# [Task directions]
In the listing below, count the lines with "JSON" and report only the figure.

# [Data lines]
──────

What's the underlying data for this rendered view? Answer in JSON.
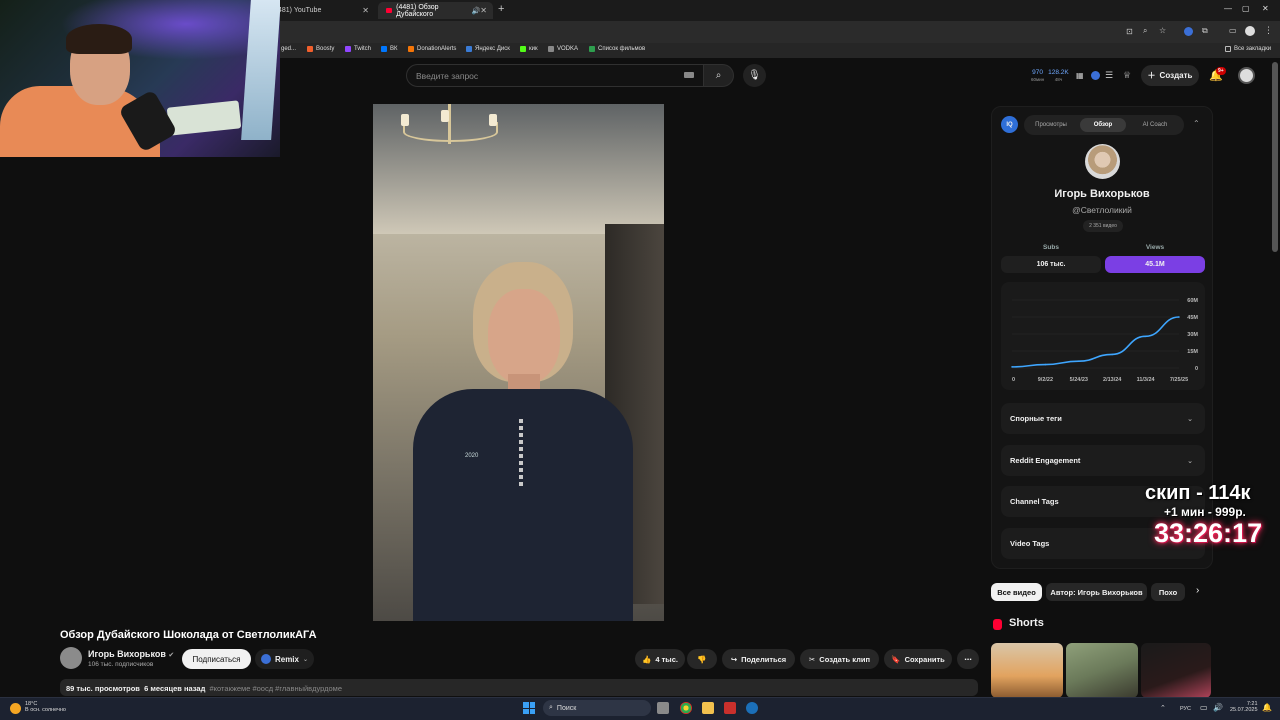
{
  "browser": {
    "tabs": [
      {
        "title": "481) YouTube"
      },
      {
        "title": "(4481) Обзор Дубайского"
      }
    ],
    "new_tab": "+",
    "bookmarks": [
      {
        "label": "ged...",
        "color": "#777777"
      },
      {
        "label": "Boosty",
        "color": "#f15f2c"
      },
      {
        "label": "Twitch",
        "color": "#9146ff"
      },
      {
        "label": "ВК",
        "color": "#0077ff"
      },
      {
        "label": "DonationAlerts",
        "color": "#f57507"
      },
      {
        "label": "Яндекс Диск",
        "color": "#3a7bd5"
      },
      {
        "label": "кик",
        "color": "#53fc18"
      },
      {
        "label": "VODKA",
        "color": "#888888"
      },
      {
        "label": "Список фильмов",
        "color": "#2e9e4e"
      }
    ],
    "all_bookmarks": "Все закладки"
  },
  "youtube": {
    "search_placeholder": "Введите запрос",
    "stats": {
      "a_top": "970",
      "a_bot": "60мин",
      "b_top": "128.2K",
      "b_bot": "48ч"
    },
    "create_label": "Создать",
    "notif_badge": "9+"
  },
  "video": {
    "title": "Обзор Дубайского Шоколада от СветлоликАГА",
    "channel_name": "Игорь Вихорьков",
    "channel_subs": "106 тыс. подписчиков",
    "subscribe": "Подписаться",
    "remix": "Remix",
    "likes": "4 тыс.",
    "share": "Поделиться",
    "clip": "Создать клип",
    "save": "Сохранить",
    "more": "⋯",
    "views": "89 тыс. просмотров",
    "age": "6 месяцев назад",
    "hashtags": "#котакжеме #оосд #главныйвдурдоме",
    "shirt_text": "2020"
  },
  "panel": {
    "logo": "IQ",
    "tabs": [
      "Просмотры",
      "Обзор",
      "AI Coach"
    ],
    "active_tab": 1,
    "name": "Игорь Вихорьков",
    "handle": "@Светлоликий",
    "videos": "2 351 видео",
    "subs_label": "Subs",
    "views_label": "Views",
    "subs_value": "106 тыс.",
    "views_value": "45.1M",
    "accordions": [
      "Спорные теги",
      "Reddit Engagement",
      "Channel Tags",
      "Video Tags"
    ]
  },
  "chart_data": {
    "type": "line",
    "title": "",
    "x_ticks": [
      "0",
      "9/2/22",
      "5/24/23",
      "2/13/24",
      "11/3/24",
      "7/25/25"
    ],
    "y_ticks": [
      "0",
      "15M",
      "30M",
      "45M",
      "60M"
    ],
    "ylim": [
      0,
      60
    ],
    "x": [
      0,
      1,
      2,
      3,
      4,
      5
    ],
    "series": [
      {
        "values": [
          1,
          3,
          6,
          12,
          28,
          45
        ],
        "color": "#3ea6ff"
      }
    ],
    "grid": true,
    "legend": "none"
  },
  "overlay": {
    "line1": "скип - 114к",
    "line2": "+1 мин - 999р.",
    "timer": "33:26:17"
  },
  "chips": [
    "Все видео",
    "Автор: Игорь Вихорьков",
    "Похо"
  ],
  "shorts_label": "Shorts",
  "taskbar": {
    "weather_temp": "18°C",
    "weather_desc": "В осн. солнечно",
    "search": "Поиск",
    "lang": "РУС",
    "time": "7:21",
    "date": "25.07.2025"
  }
}
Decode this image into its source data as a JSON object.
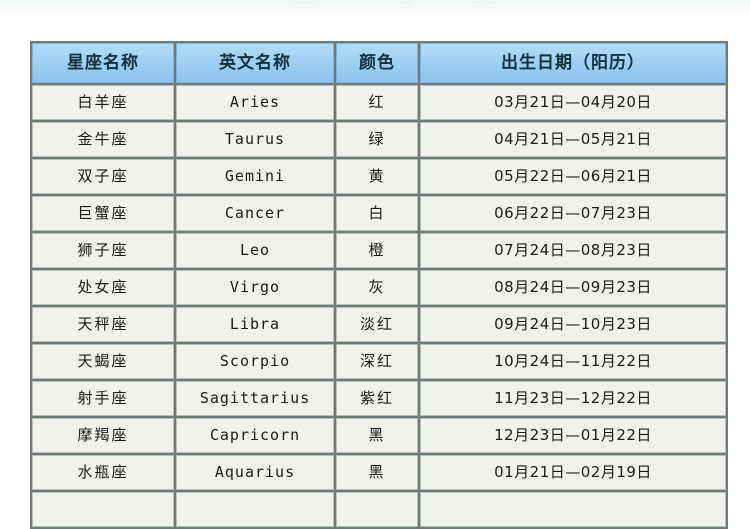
{
  "page": {
    "background_color": "#ffffff",
    "top_strip_ghost_text_1": "……",
    "top_strip_ghost_text_2": "…",
    "top_strip_ghost_text_3": "……"
  },
  "colors": {
    "header_background": "#9ccef2",
    "header_text": "#12313f",
    "cell_background": "#f1f2ee",
    "cell_text": "#1b1b1b",
    "grid_line": "#6f7a78"
  },
  "table": {
    "headers": [
      "星座名称",
      "英文名称",
      "颜色",
      "出生日期（阳历）"
    ],
    "rows": [
      {
        "name": "白羊座",
        "english": "Aries",
        "color": "红",
        "date": "03月21日—04月20日"
      },
      {
        "name": "金牛座",
        "english": "Taurus",
        "color": "绿",
        "date": "04月21日—05月21日"
      },
      {
        "name": "双子座",
        "english": "Gemini",
        "color": "黄",
        "date": "05月22日—06月21日"
      },
      {
        "name": "巨蟹座",
        "english": "Cancer",
        "color": "白",
        "date": "06月22日—07月23日"
      },
      {
        "name": "狮子座",
        "english": "Leo",
        "color": "橙",
        "date": "07月24日—08月23日"
      },
      {
        "name": "处女座",
        "english": "Virgo",
        "color": "灰",
        "date": "08月24日—09月23日"
      },
      {
        "name": "天秤座",
        "english": "Libra",
        "color": "淡红",
        "date": "09月24日—10月23日"
      },
      {
        "name": "天蝎座",
        "english": "Scorpio",
        "color": "深红",
        "date": "10月24日—11月22日"
      },
      {
        "name": "射手座",
        "english": "Sagittarius",
        "color": "紫红",
        "date": "11月23日—12月22日"
      },
      {
        "name": "摩羯座",
        "english": "Capricorn",
        "color": "黑",
        "date": "12月23日—01月22日"
      },
      {
        "name": "水瓶座",
        "english": "Aquarius",
        "color": "黑",
        "date": "01月21日—02月19日"
      }
    ]
  }
}
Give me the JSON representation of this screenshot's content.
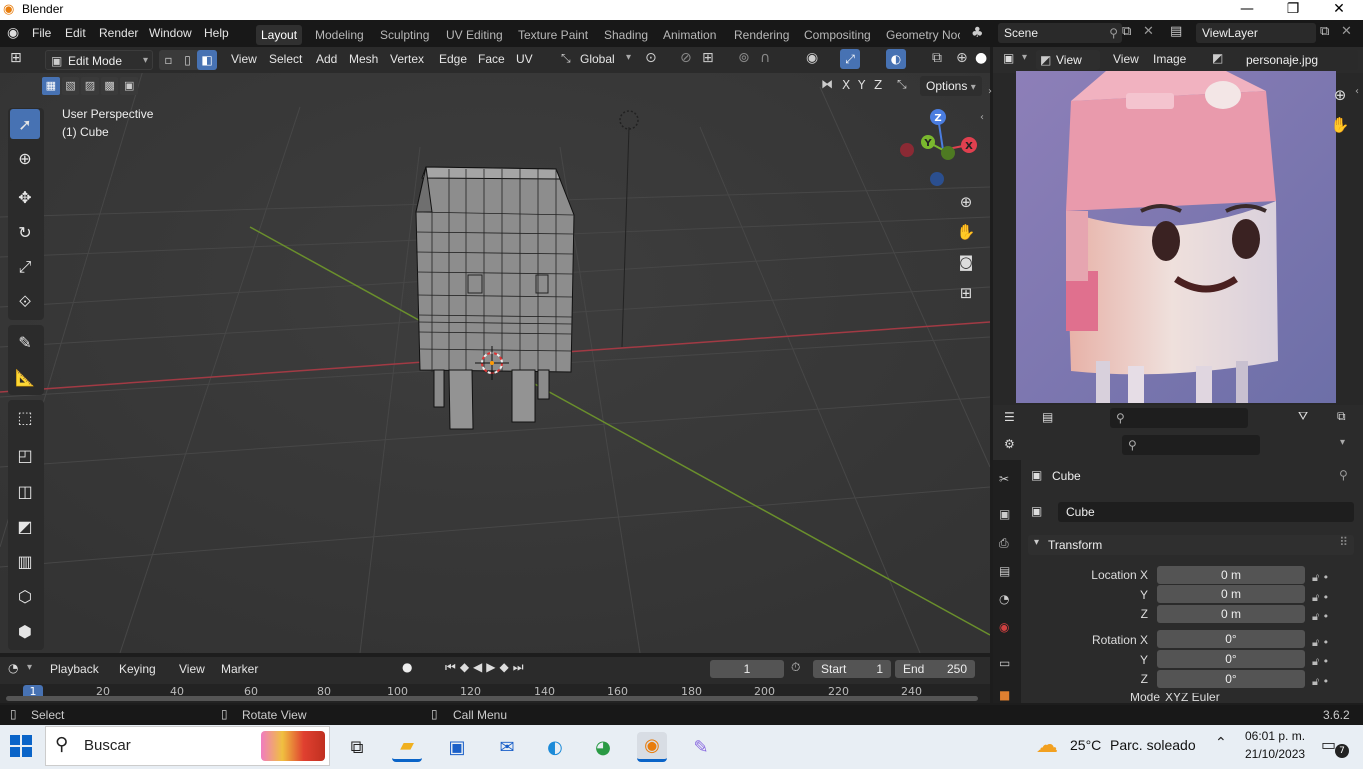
{
  "window": {
    "title": "Blender"
  },
  "menubar": {
    "items": [
      "File",
      "Edit",
      "Render",
      "Window",
      "Help"
    ]
  },
  "workspaces": [
    "Layout",
    "Modeling",
    "Sculpting",
    "UV Editing",
    "Texture Paint",
    "Shading",
    "Animation",
    "Rendering",
    "Compositing",
    "Geometry Noc"
  ],
  "scene": {
    "name": "Scene",
    "view_layer": "ViewLayer"
  },
  "viewport_header": {
    "mode": "Edit Mode",
    "menus": [
      "View",
      "Select",
      "Add",
      "Mesh",
      "Vertex",
      "Edge",
      "Face",
      "UV"
    ],
    "orientation": "Global",
    "options_label": "Options",
    "axis_x": "X",
    "axis_y": "Y",
    "axis_z": "Z"
  },
  "viewport": {
    "perspective": "User Perspective",
    "object": "(1) Cube"
  },
  "gizmo": {
    "z": "Z",
    "y": "Y",
    "x": "X"
  },
  "image_editor": {
    "view_label": "View",
    "view_menu": "View",
    "image_menu": "Image",
    "image_name": "personaje.jpg"
  },
  "properties": {
    "object_name": "Cube",
    "data_name": "Cube",
    "section": "Transform",
    "location_x_label": "Location X",
    "location_x": "0 m",
    "location_y_label": "Y",
    "location_y": "0 m",
    "location_z_label": "Z",
    "location_z": "0 m",
    "rotation_x_label": "Rotation X",
    "rotation_x": "0°",
    "rotation_y_label": "Y",
    "rotation_y": "0°",
    "rotation_z_label": "Z",
    "rotation_z": "0°",
    "mode_label": "Mode",
    "mode_value": "XYZ Euler"
  },
  "timeline": {
    "menus": [
      "Playback",
      "Keying",
      "View",
      "Marker"
    ],
    "current_frame": "1",
    "start_label": "Start",
    "start": "1",
    "end_label": "End",
    "end": "250",
    "ruler": [
      "1",
      "20",
      "40",
      "60",
      "80",
      "100",
      "120",
      "140",
      "160",
      "180",
      "200",
      "220",
      "240"
    ]
  },
  "statusbar": {
    "select": "Select",
    "rotate": "Rotate View",
    "call_menu": "Call Menu",
    "version": "3.6.2"
  },
  "taskbar": {
    "search_placeholder": "Buscar",
    "weather_temp": "25°C",
    "weather_text": "Parc. soleado",
    "time": "06:01 p. m.",
    "date": "21/10/2023",
    "notifications": "7"
  },
  "colors": {
    "accent": "#4772b3",
    "x_axis": "#e0404f",
    "y_axis": "#7ab82e",
    "z_axis": "#4a7de0"
  }
}
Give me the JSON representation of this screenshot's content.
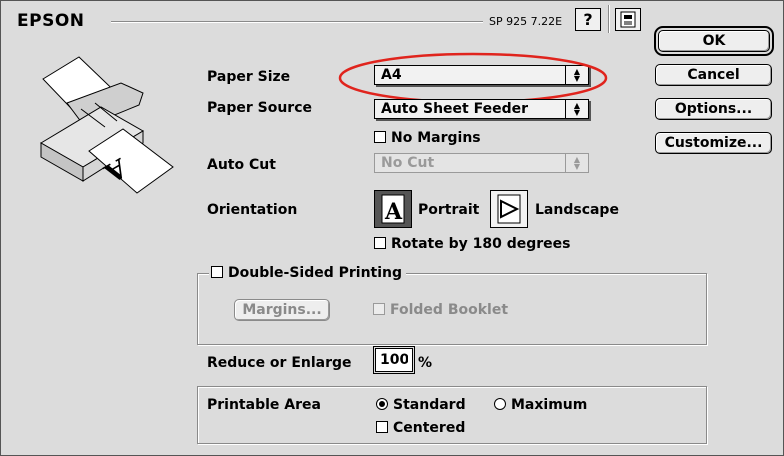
{
  "brand": "EPSON",
  "version": "SP 925 7.22E",
  "buttons": {
    "ok": "OK",
    "cancel": "Cancel",
    "options": "Options...",
    "customize": "Customize...",
    "margins": "Margins..."
  },
  "paper_size": {
    "label": "Paper Size",
    "value": "A4"
  },
  "paper_source": {
    "label": "Paper Source",
    "value": "Auto Sheet Feeder"
  },
  "no_margins": {
    "label": "No Margins",
    "checked": false
  },
  "auto_cut": {
    "label": "Auto Cut",
    "value": "No Cut",
    "enabled": false
  },
  "orientation": {
    "label": "Orientation",
    "portrait": "Portrait",
    "landscape": "Landscape",
    "selected": "Portrait",
    "portrait_glyph": "A"
  },
  "rotate": {
    "label": "Rotate by 180 degrees",
    "checked": false
  },
  "double_sided": {
    "label": "Double-Sided Printing",
    "checked": false,
    "folded_booklet": "Folded Booklet"
  },
  "reduce": {
    "label": "Reduce or Enlarge",
    "value": "100",
    "unit": "%"
  },
  "printable_area": {
    "label": "Printable Area",
    "standard": "Standard",
    "maximum": "Maximum",
    "selected": "Standard",
    "centered": "Centered",
    "centered_checked": false
  },
  "icons": {
    "help": "?",
    "printer_glyph": "A"
  },
  "colors": {
    "annotation": "#e0241d"
  }
}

──────

# [The reply]
4